■ **Given task**
Read the records below. Copy each line where the string "spaces" occurs.
## BEGIN Dataset records
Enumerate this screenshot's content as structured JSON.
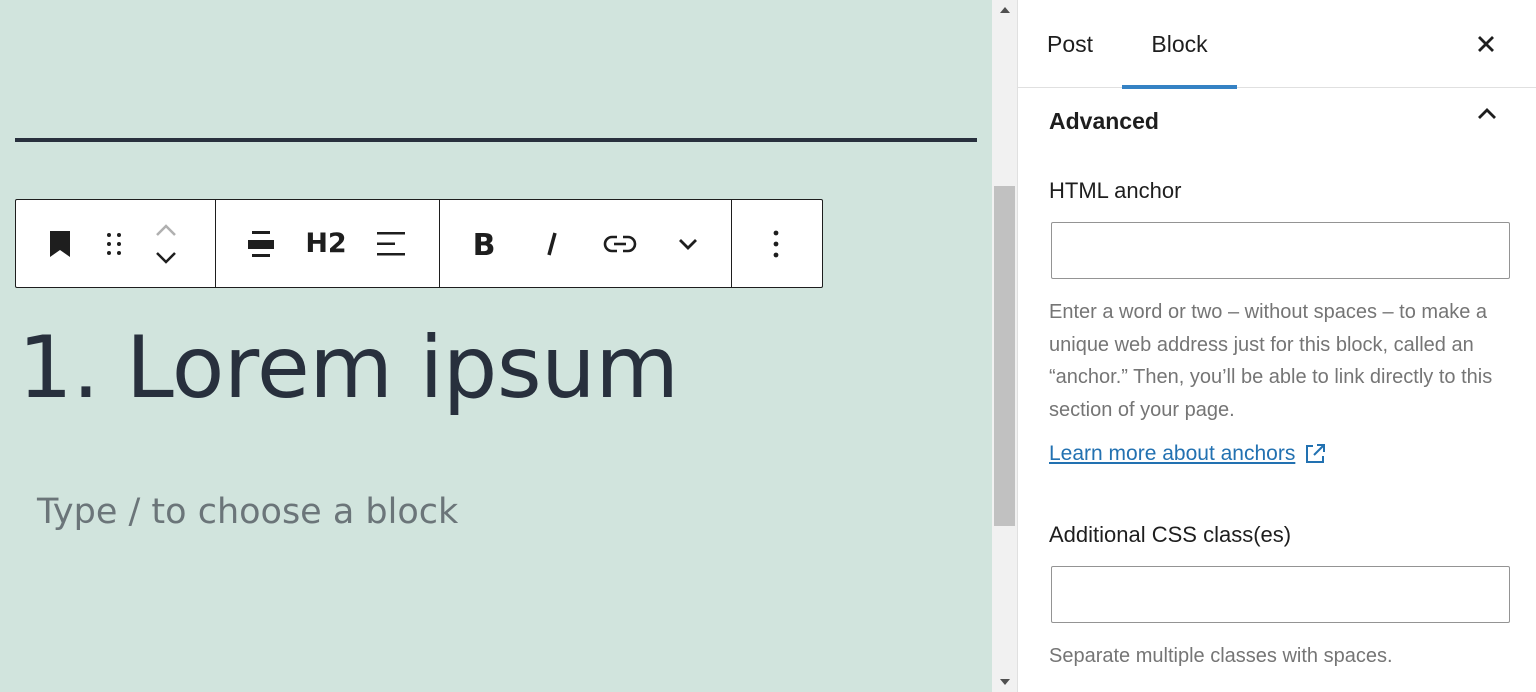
{
  "editor": {
    "toolbar": {
      "block_type_icon": "bookmark-icon",
      "drag_handle_icon": "drag-handle-icon",
      "heading_level_label": "H2",
      "icons": [
        "bookmark-icon",
        "drag-handle-icon",
        "chevron-up-icon",
        "chevron-down-icon",
        "align-icon",
        "text-align-icon",
        "bold-icon",
        "italic-icon",
        "link-icon",
        "chevron-down-icon",
        "more-vertical-icon"
      ]
    },
    "heading_text": "1. Lorem ipsum",
    "block_placeholder": "Type / to choose a block",
    "colors": {
      "background": "#d1e4dd",
      "text": "#28303d",
      "placeholder": "#6b7579"
    }
  },
  "sidebar": {
    "tabs": [
      {
        "label": "Post",
        "active": false
      },
      {
        "label": "Block",
        "active": true
      }
    ],
    "close_icon": "close-icon",
    "panel": {
      "title": "Advanced",
      "expanded": true,
      "html_anchor": {
        "label": "HTML anchor",
        "value": "",
        "help": "Enter a word or two – without spaces – to make a unique web address just for this block, called an “anchor.” Then, you’ll be able to link directly to this section of your page.",
        "link_text": "Learn more about anchors"
      },
      "css_classes": {
        "label": "Additional CSS class(es)",
        "value": "",
        "help": "Separate multiple classes with spaces."
      }
    },
    "colors": {
      "accent": "#3582c4",
      "link": "#2271b1",
      "help_text": "#757575"
    }
  }
}
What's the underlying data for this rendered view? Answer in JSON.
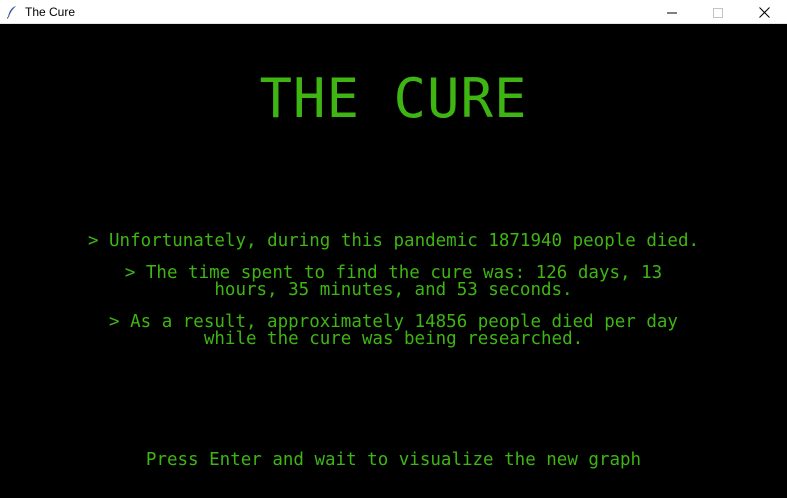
{
  "window": {
    "title": "The Cure",
    "minimize_glyph": "—",
    "maximize_glyph": "☐",
    "close_glyph": "✕"
  },
  "icons": {
    "app": "feather-icon",
    "minimize": "minimize-icon",
    "maximize": "maximize-icon",
    "close": "close-icon"
  },
  "colors": {
    "background": "#000000",
    "text": "#3fb514"
  },
  "main": {
    "title": "THE CURE",
    "lines": [
      "> Unfortunately, during this pandemic 1871940 people died.",
      "> The time spent to find the cure was: 126 days, 13\nhours, 35 minutes, and 53 seconds.",
      "> As a result, approximately 14856 people died per day\nwhile the cure was being researched."
    ],
    "prompt": "Press Enter and wait to visualize the new graph"
  }
}
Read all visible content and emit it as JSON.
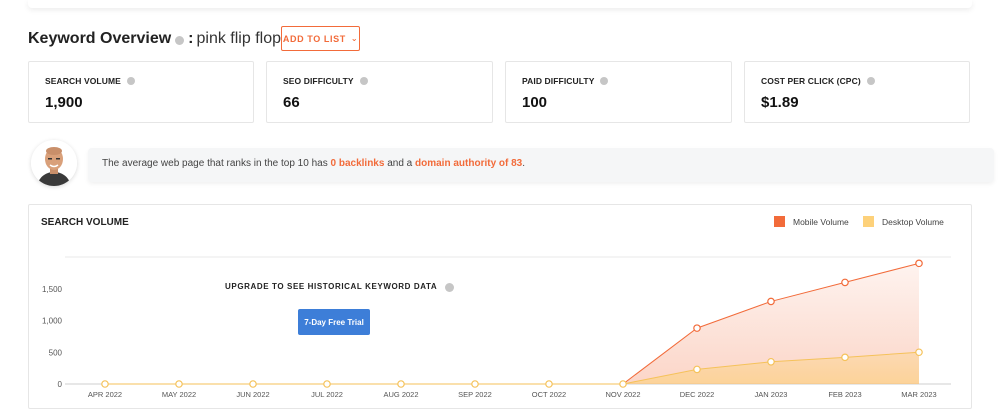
{
  "header": {
    "title": "Keyword Overview",
    "keyword": "pink flip flops",
    "add_to_list": "ADD TO LIST"
  },
  "metrics": [
    {
      "label": "SEARCH VOLUME",
      "value": "1,900"
    },
    {
      "label": "SEO DIFFICULTY",
      "value": "66"
    },
    {
      "label": "PAID DIFFICULTY",
      "value": "100"
    },
    {
      "label": "COST PER CLICK (CPC)",
      "value": "$1.89"
    }
  ],
  "banner": {
    "prefix": "The average web page that ranks in the top 10 has ",
    "backlinks": "0 backlinks",
    "middle": " and a ",
    "authority": "domain authority of 83",
    "suffix": "."
  },
  "chart_panel": {
    "title": "SEARCH VOLUME",
    "upgrade_text": "UPGRADE TO SEE HISTORICAL KEYWORD DATA",
    "trial_button": "7-Day Free Trial"
  },
  "colors": {
    "accent": "#f26b3a",
    "mobile": "#f26b3a",
    "desktop": "#fdd17a",
    "trial": "#3d7ed8"
  },
  "chart_data": {
    "type": "area",
    "categories": [
      "APR 2022",
      "MAY 2022",
      "JUN 2022",
      "JUL 2022",
      "AUG 2022",
      "SEP 2022",
      "OCT 2022",
      "NOV 2022",
      "DEC 2022",
      "JAN 2023",
      "FEB 2023",
      "MAR 2023"
    ],
    "yticks": [
      "0",
      "500",
      "1,000",
      "1,500"
    ],
    "ylim": [
      0,
      2000
    ],
    "series": [
      {
        "name": "Mobile Volume",
        "color": "#f26b3a",
        "values": [
          0,
          0,
          0,
          0,
          0,
          0,
          0,
          0,
          880,
          1300,
          1600,
          1900
        ]
      },
      {
        "name": "Desktop Volume",
        "color": "#fdd17a",
        "values": [
          0,
          0,
          0,
          0,
          0,
          0,
          0,
          0,
          230,
          350,
          420,
          500
        ]
      }
    ],
    "legend_position": "top-right",
    "grid": true
  }
}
## END Dataset records
■ **Response**
        "help": "Enter a word or two – without spaces – to make a unique web address just for this block, called an “anchor.” Then, you’ll be able to link directly to this section of your page.",
        "help": "Separate multiple classes with spaces."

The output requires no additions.